◆ **Listing**
"""
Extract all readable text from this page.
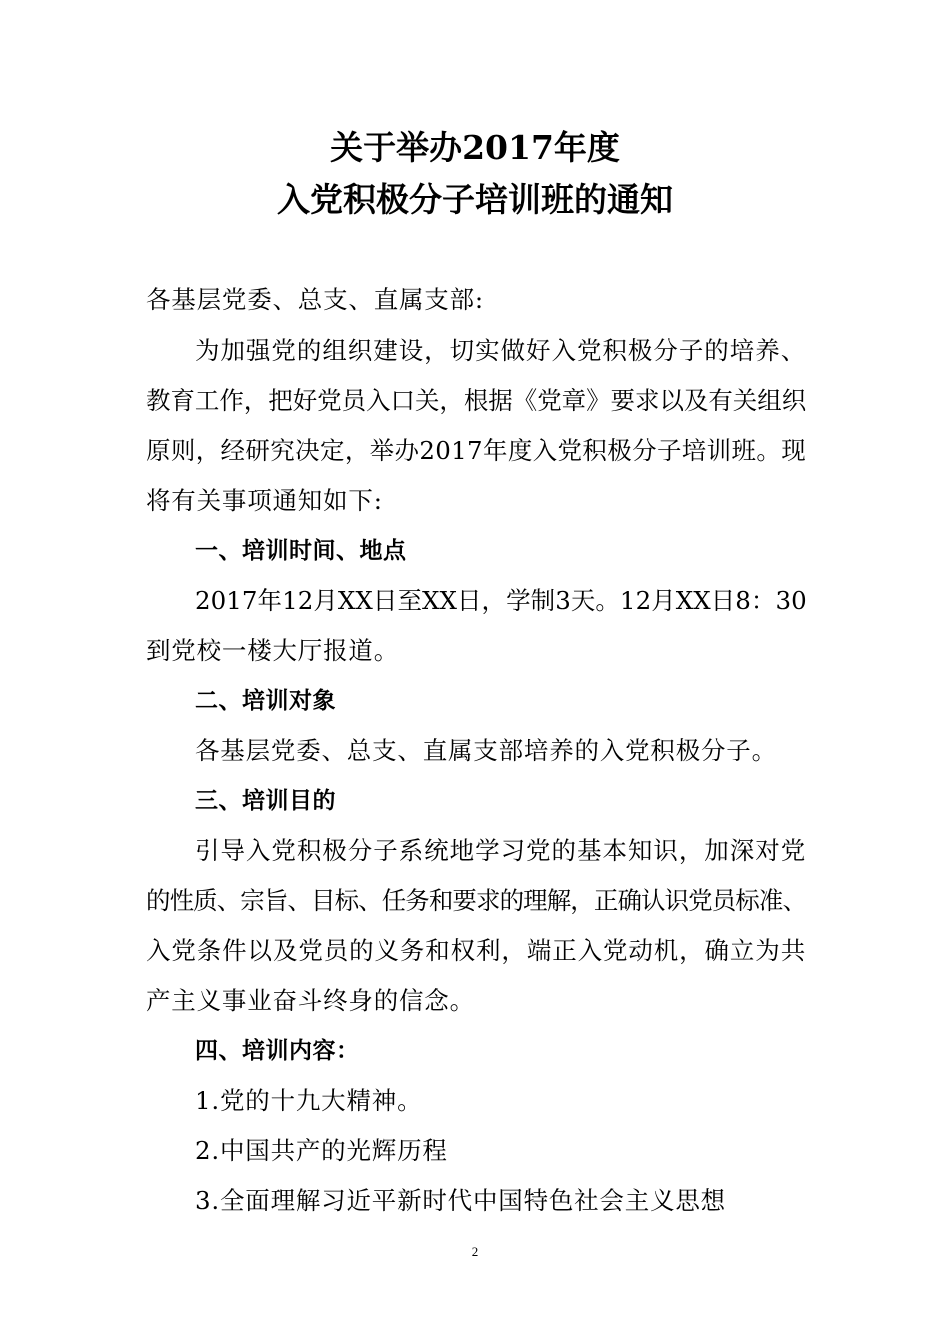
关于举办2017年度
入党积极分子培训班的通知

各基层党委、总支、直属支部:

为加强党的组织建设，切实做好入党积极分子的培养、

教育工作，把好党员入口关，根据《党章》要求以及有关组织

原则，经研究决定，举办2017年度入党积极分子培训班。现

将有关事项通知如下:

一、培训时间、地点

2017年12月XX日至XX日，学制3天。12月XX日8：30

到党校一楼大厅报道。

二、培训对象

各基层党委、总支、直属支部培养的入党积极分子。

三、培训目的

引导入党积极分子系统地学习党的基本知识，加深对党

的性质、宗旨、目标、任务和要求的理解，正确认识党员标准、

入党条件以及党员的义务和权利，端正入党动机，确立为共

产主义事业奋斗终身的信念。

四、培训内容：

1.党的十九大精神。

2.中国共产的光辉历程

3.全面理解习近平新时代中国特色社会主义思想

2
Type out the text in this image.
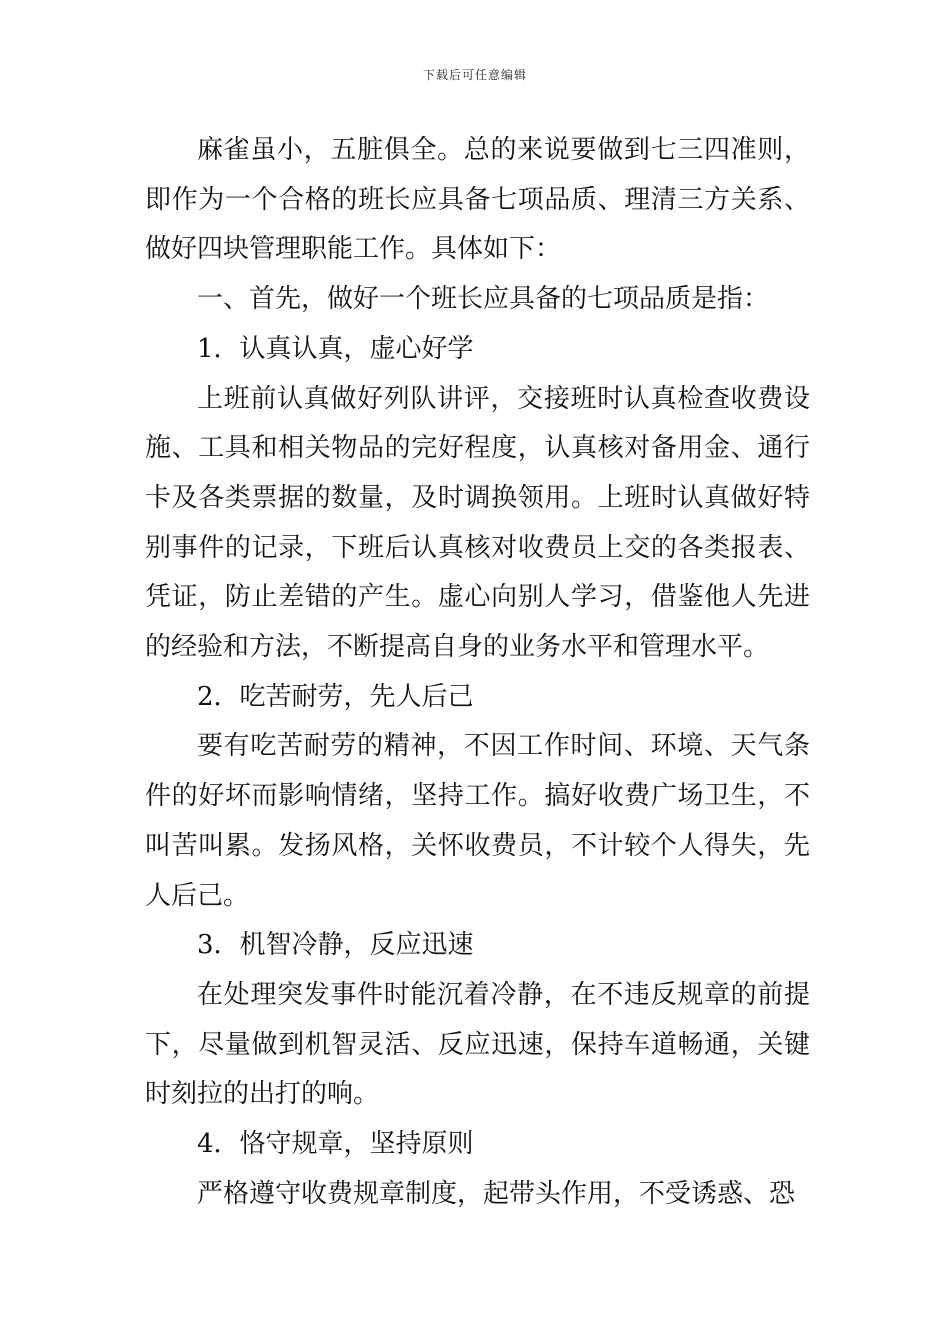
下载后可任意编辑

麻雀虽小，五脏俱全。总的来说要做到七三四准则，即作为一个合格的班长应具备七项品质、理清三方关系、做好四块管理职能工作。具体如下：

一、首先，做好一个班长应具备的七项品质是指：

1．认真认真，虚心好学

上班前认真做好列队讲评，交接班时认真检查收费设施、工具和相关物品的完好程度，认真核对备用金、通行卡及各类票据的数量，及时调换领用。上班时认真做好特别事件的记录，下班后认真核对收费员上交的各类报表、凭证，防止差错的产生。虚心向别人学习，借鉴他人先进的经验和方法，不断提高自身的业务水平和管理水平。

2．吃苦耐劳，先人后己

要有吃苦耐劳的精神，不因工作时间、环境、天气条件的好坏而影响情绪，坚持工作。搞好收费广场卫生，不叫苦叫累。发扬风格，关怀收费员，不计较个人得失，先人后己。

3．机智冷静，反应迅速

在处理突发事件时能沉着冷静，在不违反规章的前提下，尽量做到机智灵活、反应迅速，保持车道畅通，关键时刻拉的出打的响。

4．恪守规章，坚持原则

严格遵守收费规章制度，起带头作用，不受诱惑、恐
"""
◆ **Written instruction**
Transcribe all the data word for word; the images stay out.

◆ **Right answer**
Extract all readable text from this page.
关于举办2017年度
入党积极分子培训班的通知

各基层党委、总支、直属支部:

为加强党的组织建设，切实做好入党积极分子的培养、

教育工作，把好党员入口关，根据《党章》要求以及有关组织

原则，经研究决定，举办2017年度入党积极分子培训班。现

将有关事项通知如下:

一、培训时间、地点

2017年12月XX日至XX日，学制3天。12月XX日8：30

到党校一楼大厅报道。

二、培训对象

各基层党委、总支、直属支部培养的入党积极分子。

三、培训目的

引导入党积极分子系统地学习党的基本知识，加深对党

的性质、宗旨、目标、任务和要求的理解，正确认识党员标准、

入党条件以及党员的义务和权利，端正入党动机，确立为共

产主义事业奋斗终身的信念。

四、培训内容：

1.党的十九大精神。

2.中国共产的光辉历程

3.全面理解习近平新时代中国特色社会主义思想

2
Type out the text in this image.
下载后可任意编辑

麻雀虽小，五脏俱全。总的来说要做到七三四准则，即作为一个合格的班长应具备七项品质、理清三方关系、做好四块管理职能工作。具体如下：

一、首先，做好一个班长应具备的七项品质是指：

1．认真认真，虚心好学

上班前认真做好列队讲评，交接班时认真检查收费设施、工具和相关物品的完好程度，认真核对备用金、通行卡及各类票据的数量，及时调换领用。上班时认真做好特别事件的记录，下班后认真核对收费员上交的各类报表、凭证，防止差错的产生。虚心向别人学习，借鉴他人先进的经验和方法，不断提高自身的业务水平和管理水平。

2．吃苦耐劳，先人后己

要有吃苦耐劳的精神，不因工作时间、环境、天气条件的好坏而影响情绪，坚持工作。搞好收费广场卫生，不叫苦叫累。发扬风格，关怀收费员，不计较个人得失，先人后己。

3．机智冷静，反应迅速

在处理突发事件时能沉着冷静，在不违反规章的前提下，尽量做到机智灵活、反应迅速，保持车道畅通，关键时刻拉的出打的响。

4．恪守规章，坚持原则

严格遵守收费规章制度，起带头作用，不受诱惑、恐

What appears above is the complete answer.